Entries from a dataset:
====

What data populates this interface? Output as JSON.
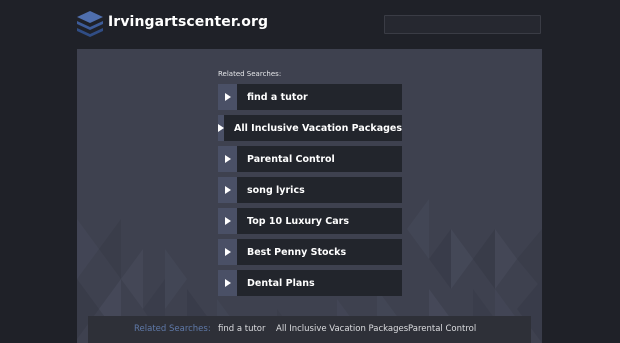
{
  "header": {
    "site_title": "Irvingartscenter.org",
    "logo_icon": "stacked-layers-icon"
  },
  "main": {
    "related_heading": "Related Searches:",
    "results": [
      {
        "label": "find a tutor"
      },
      {
        "label": "All Inclusive Vacation Packages"
      },
      {
        "label": "Parental Control"
      },
      {
        "label": "song lyrics"
      },
      {
        "label": "Top 10 Luxury Cars"
      },
      {
        "label": "Best Penny Stocks"
      },
      {
        "label": "Dental Plans"
      }
    ],
    "arrow_icon": "play-arrow-icon"
  },
  "footer": {
    "label": "Related Searches:",
    "links": [
      "find a tutor",
      "All Inclusive Vacation Packages",
      "Parental Control"
    ]
  },
  "colors": {
    "page_bg": "#1f2128",
    "panel_bg": "#3e414f",
    "result_bg": "#22252c",
    "arrow_bg": "#4a5066",
    "footer_label": "#5f79a8"
  }
}
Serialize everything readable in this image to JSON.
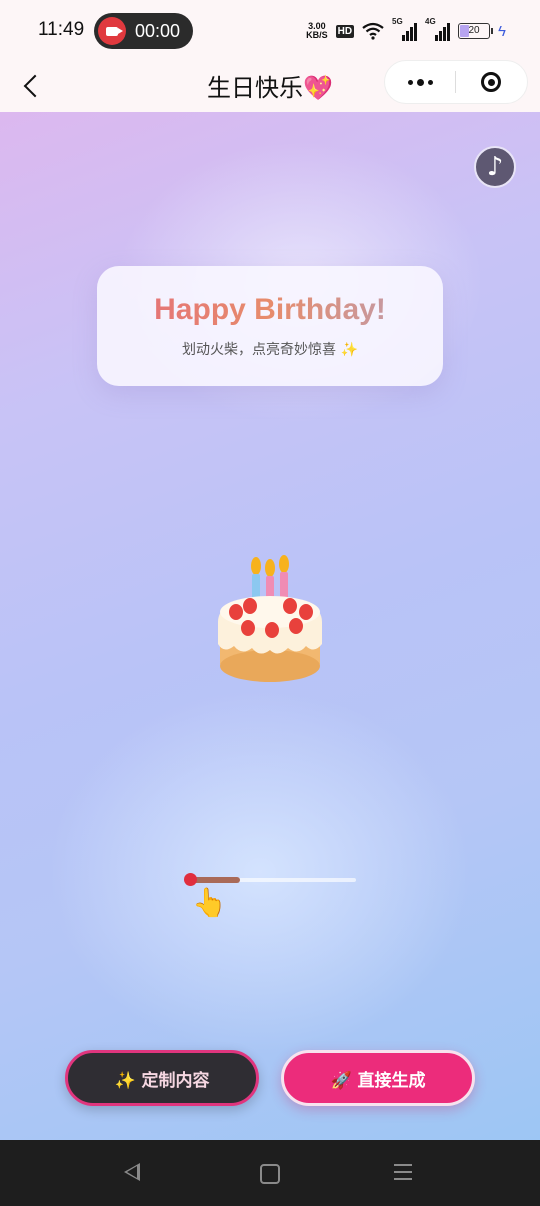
{
  "status_bar": {
    "time": "11:49",
    "recording_time": "00:00",
    "net_speed_value": "3.00",
    "net_speed_unit": "KB/S",
    "hd_badge": "HD",
    "signal_1_label": "5G",
    "signal_2_label": "4G",
    "battery_level": "20"
  },
  "header": {
    "title": "生日快乐💖"
  },
  "main": {
    "music_icon": "♪",
    "card_heading": "Happy Birthday!",
    "card_subtitle": "划动火柴，点亮奇妙惊喜 ✨",
    "hand_icon": "👆",
    "match_progress": 0.3
  },
  "buttons": {
    "custom_label": "✨ 定制内容",
    "generate_label": "🚀 直接生成"
  },
  "colors": {
    "accent_pink": "#ec2c7b",
    "dark_button": "#2f2d33"
  }
}
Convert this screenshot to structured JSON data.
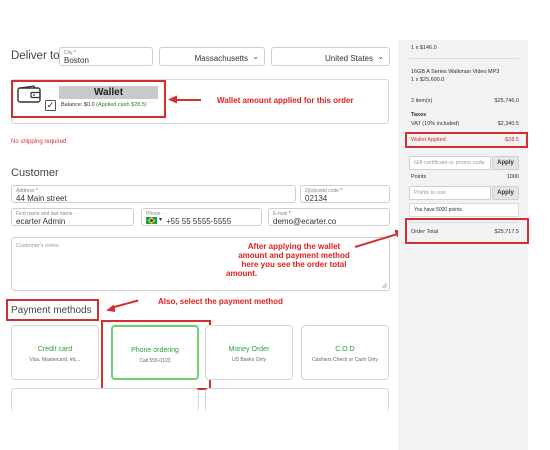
{
  "deliver": {
    "label": "Deliver to",
    "city_label": "City",
    "city_value": "Boston",
    "state_value": "Massachusetts",
    "country_value": "United States"
  },
  "wallet": {
    "title": "Wallet",
    "balance_prefix": "Balance: $0.0",
    "applied_text": "(Applied cash $28.5)",
    "checked": true
  },
  "annotations": {
    "wallet_note": "Wallet amount applied for this order",
    "order_note_lines": [
      "After applying the wallet",
      "amount and payment method",
      "here you see the order total",
      "amount."
    ],
    "payment_note": "Also, select the payment method"
  },
  "shipping": {
    "notice": "No shipping required"
  },
  "customer": {
    "heading": "Customer",
    "address_label": "Address",
    "address_value": "44 Main street",
    "zip_label": "Zip/postal code",
    "zip_value": "02134",
    "name_label": "First name and last name",
    "name_value": "ecarter Admin",
    "phone_label": "Phone",
    "phone_value": "+55 55 5555-5555",
    "email_label": "E-mail",
    "email_value": "demo@ecarter.co",
    "notes_placeholder": "Customer's notes"
  },
  "payment": {
    "heading": "Payment methods",
    "methods": [
      {
        "name": "Credit card",
        "desc": "Visa, Mastercard, etc..."
      },
      {
        "name": "Phone ordering",
        "desc": "Call 555-0123"
      },
      {
        "name": "Money Order",
        "desc": "US Banks Only"
      },
      {
        "name": "C.O.D",
        "desc": "Cashiers Check or Cash Only"
      }
    ]
  },
  "summary": {
    "item_line_1": "1 x $146.0",
    "item_name": "16GB A Series Walkman Video MP3",
    "item_line_2": "1 x $25,600.0",
    "items_label": "2 item(s)",
    "items_total": "$25,746.0",
    "taxes_label": "Taxes",
    "vat_label": "VAT (10% included)",
    "vat_value": "$2,340.5",
    "wallet_label": "Wallet Applied",
    "wallet_value": "-$28.5",
    "gift_placeholder": "Gift certificate or promo code",
    "apply_label": "Apply",
    "points_label": "Points",
    "points_value": "1000",
    "points_placeholder": "Points to use",
    "points_note": "You have 5000 points.",
    "total_label": "Order Total",
    "total_value": "$25,717.5"
  },
  "colors": {
    "annotation": "#e02020",
    "accent_green": "#2e9e3a",
    "selected_border": "#6fcf71"
  }
}
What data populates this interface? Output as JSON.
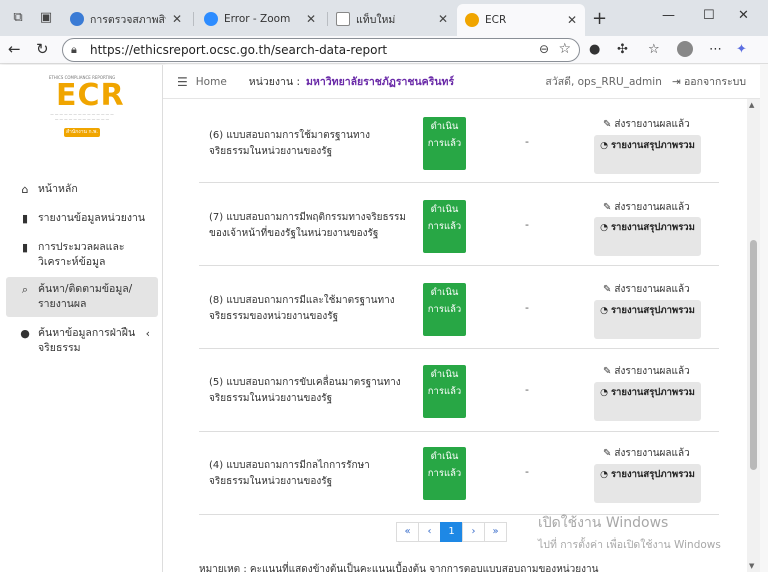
{
  "browser": {
    "tabs": [
      {
        "title": "การตรวจสภาพสินธิ์การขั้น",
        "fav_color": "#3a7bd5"
      },
      {
        "title": "Error - Zoom",
        "fav_color": "#2d8cff"
      },
      {
        "title": "แท็บใหม่",
        "fav_color": "#888888"
      },
      {
        "title": "ECR",
        "fav_color": "#f0a500"
      }
    ],
    "url": "https://ethicsreport.ocsc.go.th/search-data-report"
  },
  "logo": {
    "main": "ECR",
    "subtitle": "ETHICS COMPLIANCE REPORTING",
    "badge": "สำนักงาน ก.พ."
  },
  "sidebar": {
    "items": [
      {
        "label": "หน้าหลัก",
        "icon": "home-icon",
        "glyph": "⌂"
      },
      {
        "label": "รายงานข้อมูลหน่วยงาน",
        "icon": "document-icon",
        "glyph": "▮"
      },
      {
        "label": "การประมวลผลและวิเคราะห์ข้อมูล",
        "icon": "document-icon",
        "glyph": "▮"
      },
      {
        "label": "ค้นหา/ติดตามข้อมูล/รายงานผล",
        "icon": "search-icon",
        "glyph": "⌕"
      },
      {
        "label": "ค้นหาข้อมูลการฝ่าฝืนจริยธรรม",
        "icon": "circle-icon",
        "glyph": "●"
      }
    ]
  },
  "header": {
    "home": "Home",
    "unit_label": "หน่วยงาน :",
    "unit_value": "มหาวิทยาลัยราชภัฏราชนครินทร์",
    "user": "สวัสดี, ops_RRU_admin",
    "logout": "ออกจากระบบ"
  },
  "rows": [
    {
      "question": "(6) แบบสอบถามการใช้มาตรฐานทางจริยธรรมในหน่วยงานของรัฐ",
      "status": "ดำเนินการแล้ว",
      "score": "-",
      "sent": "ส่งรายงานผลแล้ว",
      "report": "รายงานสรุปภาพรวม"
    },
    {
      "question": "(7) แบบสอบถามการมีพฤติกรรมทางจริยธรรมของเจ้าหน้าที่ของรัฐในหน่วยงานของรัฐ",
      "status": "ดำเนินการแล้ว",
      "score": "-",
      "sent": "ส่งรายงานผลแล้ว",
      "report": "รายงานสรุปภาพรวม"
    },
    {
      "question": "(8) แบบสอบถามการมีและใช้มาตรฐานทางจริยธรรมของหน่วยงานของรัฐ",
      "status": "ดำเนินการแล้ว",
      "score": "-",
      "sent": "ส่งรายงานผลแล้ว",
      "report": "รายงานสรุปภาพรวม"
    },
    {
      "question": "(5) แบบสอบถามการขับเคลื่อนมาตรฐานทางจริยธรรมในหน่วยงานของรัฐ",
      "status": "ดำเนินการแล้ว",
      "score": "-",
      "sent": "ส่งรายงานผลแล้ว",
      "report": "รายงานสรุปภาพรวม"
    },
    {
      "question": "(4) แบบสอบถามการมีกลไกการรักษาจริยธรรมในหน่วยงานของรัฐ",
      "status": "ดำเนินการแล้ว",
      "score": "-",
      "sent": "ส่งรายงานผลแล้ว",
      "report": "รายงานสรุปภาพรวม"
    }
  ],
  "pagination": {
    "first": "«",
    "prev": "‹",
    "current": "1",
    "next": "›",
    "last": "»"
  },
  "footnote": "หมายเหตุ : คะแนนที่แสดงข้างต้นเป็นคะแนนเบื้องต้น จากการตอบแบบสอบถามของหน่วยงาน",
  "watermark": {
    "line1": "เปิดใช้งาน Windows",
    "line2": "ไปที่ การตั้งค่า เพื่อเปิดใช้งาน Windows"
  }
}
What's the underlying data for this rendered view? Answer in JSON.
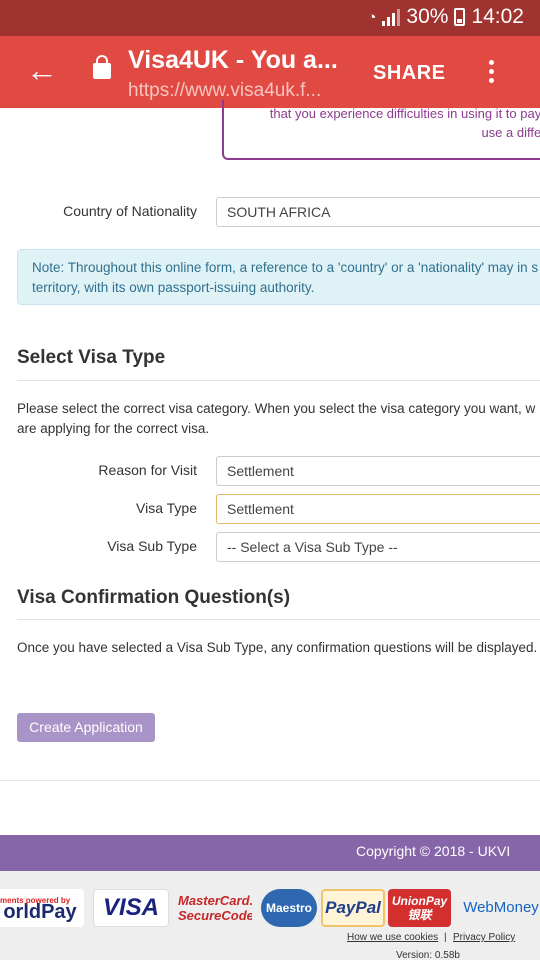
{
  "status_bar": {
    "battery": "30%",
    "time": "14:02"
  },
  "browser": {
    "back_icon": "arrow-left-icon",
    "lock_icon": "lock-icon",
    "title": "Visa4UK - You a...",
    "url": "https://www.visa4uk.f...",
    "share_label": "SHARE",
    "menu_icon": "more-vert-icon"
  },
  "notice": {
    "line1": "that you experience difficulties in using it to pay for",
    "line2": "use a differen"
  },
  "nationality": {
    "label": "Country of Nationality",
    "value": "SOUTH AFRICA"
  },
  "info_box": {
    "line1": "Note: Throughout this online form, a reference to a 'country' or a 'nationality' may in s",
    "line2": "territory, with its own passport-issuing authority."
  },
  "select_visa": {
    "heading": "Select Visa Type",
    "text_line1": "Please select the correct visa category. When you select the visa category you want, w",
    "text_line2": "are applying for the correct visa.",
    "reason_label": "Reason for Visit",
    "reason_value": "Settlement",
    "type_label": "Visa Type",
    "type_value": "Settlement",
    "subtype_label": "Visa Sub Type",
    "subtype_value": "-- Select a Visa Sub Type --"
  },
  "confirmation": {
    "heading": "Visa Confirmation Question(s)",
    "text": "Once you have selected a Visa Sub Type, any confirmation questions will be displayed."
  },
  "create_button": "Create Application",
  "footer": {
    "copyright": "Copyright © 2018 - UKVI",
    "payments": {
      "worldpay_small": "ments powered by",
      "worldpay": "orldPay",
      "visa": "VISA",
      "mastercard_1": "MasterCard.",
      "mastercard_2": "SecureCode.",
      "maestro": "Maestro",
      "paypal": "PayPal",
      "unionpay_1": "UnionPay",
      "unionpay_2": "银联",
      "webmoney": "WebMoney"
    },
    "cookies_link": "How we use cookies",
    "separator": "|",
    "privacy_link": "Privacy Policy",
    "version": "Version: 0.58b"
  }
}
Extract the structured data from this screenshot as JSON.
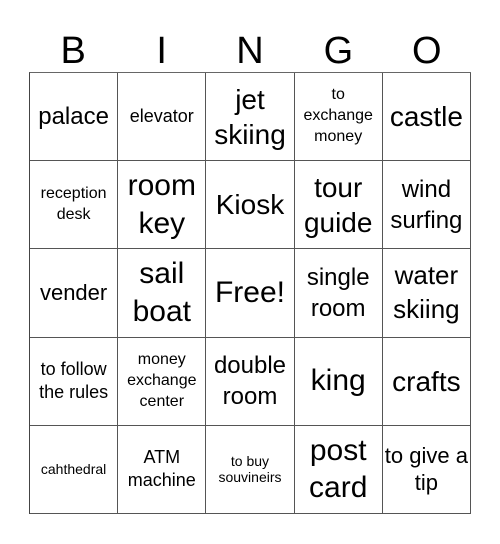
{
  "header": [
    "B",
    "I",
    "N",
    "G",
    "O"
  ],
  "cells": [
    {
      "text": "palace",
      "size": "s24"
    },
    {
      "text": "elevator",
      "size": "s18"
    },
    {
      "text": "jet skiing",
      "size": "s28"
    },
    {
      "text": "to exchange money",
      "size": "s16"
    },
    {
      "text": "castle",
      "size": "s28"
    },
    {
      "text": "reception desk",
      "size": "s16"
    },
    {
      "text": "room key",
      "size": "s30"
    },
    {
      "text": "Kiosk",
      "size": "s28"
    },
    {
      "text": "tour guide",
      "size": "s28"
    },
    {
      "text": "wind surfing",
      "size": "s24"
    },
    {
      "text": "vender",
      "size": "s22"
    },
    {
      "text": "sail boat",
      "size": "s30"
    },
    {
      "text": "Free!",
      "size": "s30"
    },
    {
      "text": "single room",
      "size": "s24"
    },
    {
      "text": "water skiing",
      "size": "s26"
    },
    {
      "text": "to follow the rules",
      "size": "s18"
    },
    {
      "text": "money exchange center",
      "size": "s16"
    },
    {
      "text": "double room",
      "size": "s24"
    },
    {
      "text": "king",
      "size": "s30"
    },
    {
      "text": "crafts",
      "size": "s28"
    },
    {
      "text": "cahthedral",
      "size": "s14"
    },
    {
      "text": "ATM machine",
      "size": "s18"
    },
    {
      "text": "to buy souvineirs",
      "size": "s14"
    },
    {
      "text": "post card",
      "size": "s30"
    },
    {
      "text": "to give a tip",
      "size": "s22"
    }
  ]
}
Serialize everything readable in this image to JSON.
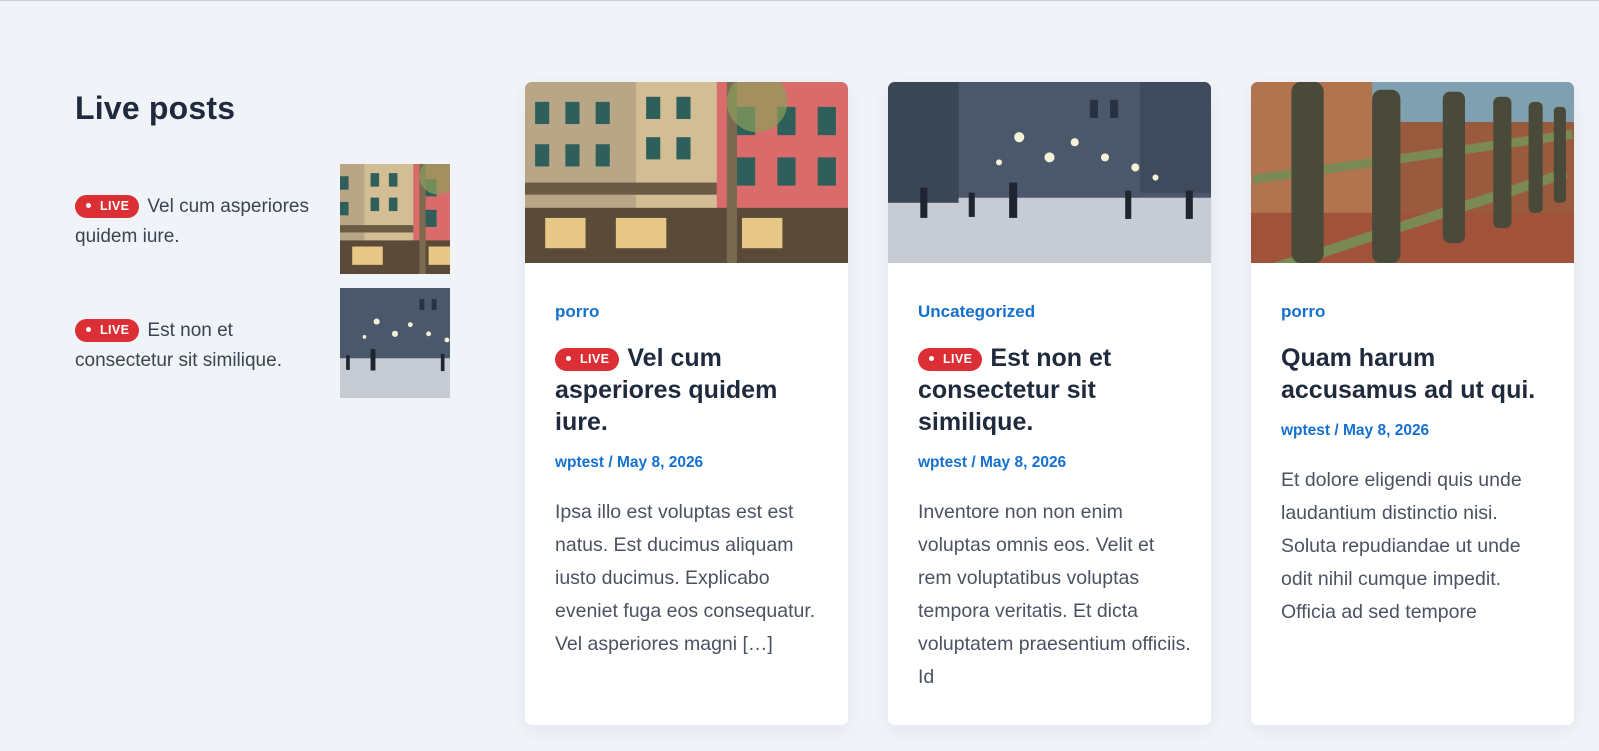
{
  "sidebar": {
    "title": "Live posts",
    "items": [
      {
        "badge": "LIVE",
        "text": "Vel cum asperiores quidem iure.",
        "thumb": "building-photo"
      },
      {
        "badge": "LIVE",
        "text": "Est non et consectetur sit similique.",
        "thumb": "snowy-street-photo"
      }
    ]
  },
  "cards": [
    {
      "image": "building-photo",
      "category": "porro",
      "live": true,
      "badge": "LIVE",
      "title": "Vel cum asperiores quidem iure.",
      "meta": "wptest / May 8, 2026",
      "excerpt": "Ipsa illo est voluptas est est natus. Est ducimus aliquam iusto ducimus. Explicabo eveniet fuga eos consequatur. Vel asperiores magni […]"
    },
    {
      "image": "snowy-street-photo",
      "category": "Uncategorized",
      "live": true,
      "badge": "LIVE",
      "title": "Est non et consectetur sit similique.",
      "meta": "wptest / May 8, 2026",
      "excerpt": "Inventore non non enim voluptas omnis eos. Velit et rem voluptatibus voluptas tempora veritatis. Et dicta voluptatem praesentium officiis. Id"
    },
    {
      "image": "wooden-fence-photo",
      "category": "porro",
      "live": false,
      "title": "Quam harum accusamus ad ut qui.",
      "meta": "wptest / May 8, 2026",
      "excerpt": "Et dolore eligendi quis unde laudantium distinctio nisi. Soluta repudiandae ut unde odit nihil cumque impedit. Officia ad sed tempore"
    }
  ],
  "colors": {
    "accent": "#1570cf",
    "live": "#dc2f35",
    "heading": "#1f2a3d",
    "background": "#f0f4f8"
  }
}
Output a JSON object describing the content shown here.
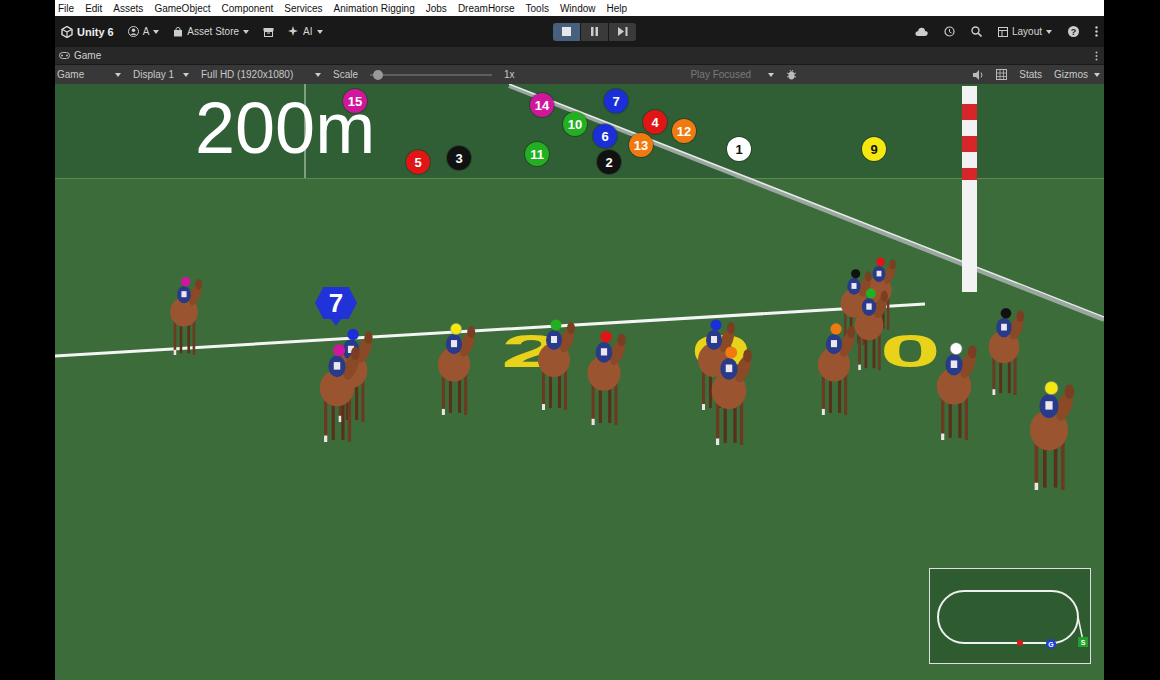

====

→ EXERCISE REQUIREMENTS
Only the number should be given: how many lines of the data contain the word "asperiores"?

→ FULL SOLUTION
3